- The exercise: Copy out all the entries word for word.

- The data:
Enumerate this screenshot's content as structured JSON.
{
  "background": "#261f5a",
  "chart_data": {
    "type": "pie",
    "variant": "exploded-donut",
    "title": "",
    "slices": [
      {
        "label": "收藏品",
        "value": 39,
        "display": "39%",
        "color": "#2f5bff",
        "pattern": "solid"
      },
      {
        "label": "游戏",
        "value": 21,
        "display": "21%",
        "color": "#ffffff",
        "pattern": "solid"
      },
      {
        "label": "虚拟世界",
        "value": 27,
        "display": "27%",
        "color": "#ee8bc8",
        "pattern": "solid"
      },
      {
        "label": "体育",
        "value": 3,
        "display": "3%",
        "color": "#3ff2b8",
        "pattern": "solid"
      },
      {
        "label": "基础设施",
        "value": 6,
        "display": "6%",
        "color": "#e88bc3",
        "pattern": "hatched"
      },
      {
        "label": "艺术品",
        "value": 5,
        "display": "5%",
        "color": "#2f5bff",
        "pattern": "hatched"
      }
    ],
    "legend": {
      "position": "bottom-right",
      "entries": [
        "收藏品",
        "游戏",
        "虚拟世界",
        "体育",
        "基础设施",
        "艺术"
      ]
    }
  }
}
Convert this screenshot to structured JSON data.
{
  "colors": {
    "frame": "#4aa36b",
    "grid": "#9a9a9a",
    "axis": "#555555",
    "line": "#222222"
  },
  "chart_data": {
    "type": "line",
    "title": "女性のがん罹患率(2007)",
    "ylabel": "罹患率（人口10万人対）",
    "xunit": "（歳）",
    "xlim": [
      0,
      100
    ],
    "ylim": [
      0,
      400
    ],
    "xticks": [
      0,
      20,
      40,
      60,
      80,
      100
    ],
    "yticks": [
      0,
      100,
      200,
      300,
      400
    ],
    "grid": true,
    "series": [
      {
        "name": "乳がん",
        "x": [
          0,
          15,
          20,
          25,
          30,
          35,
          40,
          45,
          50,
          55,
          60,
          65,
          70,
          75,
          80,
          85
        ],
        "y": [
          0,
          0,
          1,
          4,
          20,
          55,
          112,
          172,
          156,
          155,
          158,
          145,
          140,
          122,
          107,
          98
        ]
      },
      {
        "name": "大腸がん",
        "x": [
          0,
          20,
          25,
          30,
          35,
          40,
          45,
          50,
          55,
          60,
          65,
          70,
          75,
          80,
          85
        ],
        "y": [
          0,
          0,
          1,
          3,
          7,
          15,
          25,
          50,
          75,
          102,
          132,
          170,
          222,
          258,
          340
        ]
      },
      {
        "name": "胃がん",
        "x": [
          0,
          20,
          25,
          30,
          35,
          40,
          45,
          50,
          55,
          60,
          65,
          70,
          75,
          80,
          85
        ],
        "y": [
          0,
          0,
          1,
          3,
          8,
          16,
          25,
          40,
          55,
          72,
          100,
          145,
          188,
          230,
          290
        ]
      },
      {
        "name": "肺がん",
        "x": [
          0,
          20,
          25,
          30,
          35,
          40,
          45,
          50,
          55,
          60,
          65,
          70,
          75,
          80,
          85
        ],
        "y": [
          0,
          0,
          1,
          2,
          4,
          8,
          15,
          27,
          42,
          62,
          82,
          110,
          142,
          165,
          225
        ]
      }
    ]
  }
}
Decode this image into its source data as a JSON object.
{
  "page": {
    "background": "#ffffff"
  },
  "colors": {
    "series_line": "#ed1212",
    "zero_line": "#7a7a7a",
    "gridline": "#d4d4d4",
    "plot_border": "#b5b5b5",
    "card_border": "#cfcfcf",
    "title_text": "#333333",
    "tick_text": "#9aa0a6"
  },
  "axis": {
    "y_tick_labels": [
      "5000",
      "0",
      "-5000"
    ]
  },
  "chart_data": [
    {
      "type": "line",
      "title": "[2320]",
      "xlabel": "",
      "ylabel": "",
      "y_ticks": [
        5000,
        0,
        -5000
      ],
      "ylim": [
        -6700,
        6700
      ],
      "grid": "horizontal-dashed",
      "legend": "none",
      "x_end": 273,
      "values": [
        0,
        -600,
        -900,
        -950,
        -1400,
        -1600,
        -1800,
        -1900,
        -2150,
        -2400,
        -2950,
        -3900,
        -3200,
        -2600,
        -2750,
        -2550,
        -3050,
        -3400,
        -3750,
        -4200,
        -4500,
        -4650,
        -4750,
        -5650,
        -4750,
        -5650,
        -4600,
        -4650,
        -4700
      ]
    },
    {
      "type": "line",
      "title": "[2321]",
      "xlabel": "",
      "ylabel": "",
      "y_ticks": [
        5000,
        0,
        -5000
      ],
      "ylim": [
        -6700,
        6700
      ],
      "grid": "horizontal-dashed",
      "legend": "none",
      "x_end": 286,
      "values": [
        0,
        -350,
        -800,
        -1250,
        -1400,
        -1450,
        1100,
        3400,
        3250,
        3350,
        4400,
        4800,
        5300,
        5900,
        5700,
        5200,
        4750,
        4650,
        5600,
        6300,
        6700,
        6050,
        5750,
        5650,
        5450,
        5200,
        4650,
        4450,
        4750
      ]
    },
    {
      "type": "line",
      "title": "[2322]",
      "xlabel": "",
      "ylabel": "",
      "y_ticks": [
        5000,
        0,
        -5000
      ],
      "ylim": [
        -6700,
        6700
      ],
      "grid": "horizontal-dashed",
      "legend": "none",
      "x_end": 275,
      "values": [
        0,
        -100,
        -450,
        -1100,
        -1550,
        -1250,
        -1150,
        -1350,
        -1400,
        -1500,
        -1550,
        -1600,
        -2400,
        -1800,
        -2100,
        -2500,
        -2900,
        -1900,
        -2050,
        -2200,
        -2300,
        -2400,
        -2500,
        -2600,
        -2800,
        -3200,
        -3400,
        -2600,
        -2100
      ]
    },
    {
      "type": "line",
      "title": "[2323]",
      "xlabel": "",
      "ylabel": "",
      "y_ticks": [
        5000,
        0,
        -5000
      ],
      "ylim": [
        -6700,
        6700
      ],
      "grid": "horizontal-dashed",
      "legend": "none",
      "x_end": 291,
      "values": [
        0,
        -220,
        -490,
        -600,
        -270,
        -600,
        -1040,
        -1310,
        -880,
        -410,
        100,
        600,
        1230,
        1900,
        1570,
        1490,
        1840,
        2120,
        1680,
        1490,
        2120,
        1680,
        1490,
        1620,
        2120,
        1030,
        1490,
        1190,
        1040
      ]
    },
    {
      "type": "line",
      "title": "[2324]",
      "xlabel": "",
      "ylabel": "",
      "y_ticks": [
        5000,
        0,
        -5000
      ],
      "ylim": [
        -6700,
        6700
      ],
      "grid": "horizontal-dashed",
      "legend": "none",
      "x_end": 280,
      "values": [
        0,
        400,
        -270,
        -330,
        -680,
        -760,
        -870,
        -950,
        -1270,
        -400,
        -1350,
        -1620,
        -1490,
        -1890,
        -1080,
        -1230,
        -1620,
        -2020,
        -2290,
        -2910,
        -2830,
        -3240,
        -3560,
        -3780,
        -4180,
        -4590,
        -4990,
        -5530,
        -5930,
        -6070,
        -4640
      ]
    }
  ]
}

- Completed task:
Enumerate this screenshot's content as structured JSON.
{
  "background": "#261f5a",
  "chart_data": {
    "type": "pie",
    "variant": "exploded-donut",
    "title": "",
    "slices": [
      {
        "label": "收藏品",
        "value": 39,
        "display": "39%",
        "color": "#2f5bff",
        "pattern": "solid"
      },
      {
        "label": "游戏",
        "value": 21,
        "display": "21%",
        "color": "#ffffff",
        "pattern": "solid"
      },
      {
        "label": "虚拟世界",
        "value": 27,
        "display": "27%",
        "color": "#ee8bc8",
        "pattern": "solid"
      },
      {
        "label": "体育",
        "value": 3,
        "display": "3%",
        "color": "#3ff2b8",
        "pattern": "solid"
      },
      {
        "label": "基础设施",
        "value": 6,
        "display": "6%",
        "color": "#e88bc3",
        "pattern": "hatched"
      },
      {
        "label": "艺术品",
        "value": 5,
        "display": "5%",
        "color": "#2f5bff",
        "pattern": "hatched"
      }
    ],
    "legend": {
      "position": "bottom-right",
      "entries": [
        "收藏品",
        "游戏",
        "虚拟世界",
        "体育",
        "基础设施",
        "艺术"
      ]
    }
  }
}
Convert this screenshot to structured JSON data.
{
  "colors": {
    "frame": "#4aa36b",
    "grid": "#9a9a9a",
    "axis": "#555555",
    "line": "#222222"
  },
  "chart_data": {
    "type": "line",
    "title": "女性のがん罹患率(2007)",
    "ylabel": "罹患率（人口10万人対）",
    "xunit": "（歳）",
    "xlim": [
      0,
      100
    ],
    "ylim": [
      0,
      400
    ],
    "xticks": [
      0,
      20,
      40,
      60,
      80,
      100
    ],
    "yticks": [
      0,
      100,
      200,
      300,
      400
    ],
    "grid": true,
    "series": [
      {
        "name": "乳がん",
        "x": [
          0,
          15,
          20,
          25,
          30,
          35,
          40,
          45,
          50,
          55,
          60,
          65,
          70,
          75,
          80,
          85
        ],
        "y": [
          0,
          0,
          1,
          4,
          20,
          55,
          112,
          172,
          156,
          155,
          158,
          145,
          140,
          122,
          107,
          98
        ]
      },
      {
        "name": "大腸がん",
        "x": [
          0,
          20,
          25,
          30,
          35,
          40,
          45,
          50,
          55,
          60,
          65,
          70,
          75,
          80,
          85
        ],
        "y": [
          0,
          0,
          1,
          3,
          7,
          15,
          25,
          50,
          75,
          102,
          132,
          170,
          222,
          258,
          340
        ]
      },
      {
        "name": "胃がん",
        "x": [
          0,
          20,
          25,
          30,
          35,
          40,
          45,
          50,
          55,
          60,
          65,
          70,
          75,
          80,
          85
        ],
        "y": [
          0,
          0,
          1,
          3,
          8,
          16,
          25,
          40,
          55,
          72,
          100,
          145,
          188,
          230,
          290
        ]
      },
      {
        "name": "肺がん",
        "x": [
          0,
          20,
          25,
          30,
          35,
          40,
          45,
          50,
          55,
          60,
          65,
          70,
          75,
          80,
          85
        ],
        "y": [
          0,
          0,
          1,
          2,
          4,
          8,
          15,
          27,
          42,
          62,
          82,
          110,
          142,
          165,
          225
        ]
      }
    ]
  }
}
Decode this image into its source data as a JSON object.
{
  "page": {
    "background": "#ffffff"
  },
  "colors": {
    "series_line": "#ed1212",
    "zero_line": "#7a7a7a",
    "gridline": "#d4d4d4",
    "plot_border": "#b5b5b5",
    "card_border": "#cfcfcf",
    "title_text": "#333333",
    "tick_text": "#9aa0a6"
  },
  "axis": {
    "y_tick_labels": [
      "5000",
      "0",
      "-5000"
    ]
  },
  "chart_data": [
    {
      "type": "line",
      "title": "[2320]",
      "xlabel": "",
      "ylabel": "",
      "y_ticks": [
        5000,
        0,
        -5000
      ],
      "ylim": [
        -6700,
        6700
      ],
      "grid": "horizontal-dashed",
      "legend": "none",
      "x_end": 273,
      "values": [
        0,
        -600,
        -900,
        -950,
        -1400,
        -1600,
        -1800,
        -1900,
        -2150,
        -2400,
        -2950,
        -3900,
        -3200,
        -2600,
        -2750,
        -2550,
        -3050,
        -3400,
        -3750,
        -4200,
        -4500,
        -4650,
        -4750,
        -5650,
        -4750,
        -5650,
        -4600,
        -4650,
        -4700
      ]
    },
    {
      "type": "line",
      "title": "[2321]",
      "xlabel": "",
      "ylabel": "",
      "y_ticks": [
        5000,
        0,
        -5000
      ],
      "ylim": [
        -6700,
        6700
      ],
      "grid": "horizontal-dashed",
      "legend": "none",
      "x_end": 286,
      "values": [
        0,
        -350,
        -800,
        -1250,
        -1400,
        -1450,
        1100,
        3400,
        3250,
        3350,
        4400,
        4800,
        5300,
        5900,
        5700,
        5200,
        4750,
        4650,
        5600,
        6300,
        6700,
        6050,
        5750,
        5650,
        5450,
        5200,
        4650,
        4450,
        4750
      ]
    },
    {
      "type": "line",
      "title": "[2322]",
      "xlabel": "",
      "ylabel": "",
      "y_ticks": [
        5000,
        0,
        -5000
      ],
      "ylim": [
        -6700,
        6700
      ],
      "grid": "horizontal-dashed",
      "legend": "none",
      "x_end": 275,
      "values": [
        0,
        -100,
        -450,
        -1100,
        -1550,
        -1250,
        -1150,
        -1350,
        -1400,
        -1500,
        -1550,
        -1600,
        -2400,
        -1800,
        -2100,
        -2500,
        -2900,
        -1900,
        -2050,
        -2200,
        -2300,
        -2400,
        -2500,
        -2600,
        -2800,
        -3200,
        -3400,
        -2600,
        -2100
      ]
    },
    {
      "type": "line",
      "title": "[2323]",
      "xlabel": "",
      "ylabel": "",
      "y_ticks": [
        5000,
        0,
        -5000
      ],
      "ylim": [
        -6700,
        6700
      ],
      "grid": "horizontal-dashed",
      "legend": "none",
      "x_end": 291,
      "values": [
        0,
        -220,
        -490,
        -600,
        -270,
        -600,
        -1040,
        -1310,
        -880,
        -410,
        100,
        600,
        1230,
        1900,
        1570,
        1490,
        1840,
        2120,
        1680,
        1490,
        2120,
        1680,
        1490,
        1620,
        2120,
        1030,
        1490,
        1190,
        1040
      ]
    },
    {
      "type": "line",
      "title": "[2324]",
      "xlabel": "",
      "ylabel": "",
      "y_ticks": [
        5000,
        0,
        -5000
      ],
      "ylim": [
        -6700,
        6700
      ],
      "grid": "horizontal-dashed",
      "legend": "none",
      "x_end": 280,
      "values": [
        0,
        400,
        -270,
        -330,
        -680,
        -760,
        -870,
        -950,
        -1270,
        -400,
        -1350,
        -1620,
        -1490,
        -1890,
        -1080,
        -1230,
        -1620,
        -2020,
        -2290,
        -2910,
        -2830,
        -3240,
        -3560,
        -3780,
        -4180,
        -4590,
        -4990,
        -5530,
        -5930,
        -6070,
        -4640
      ]
    }
  ]
}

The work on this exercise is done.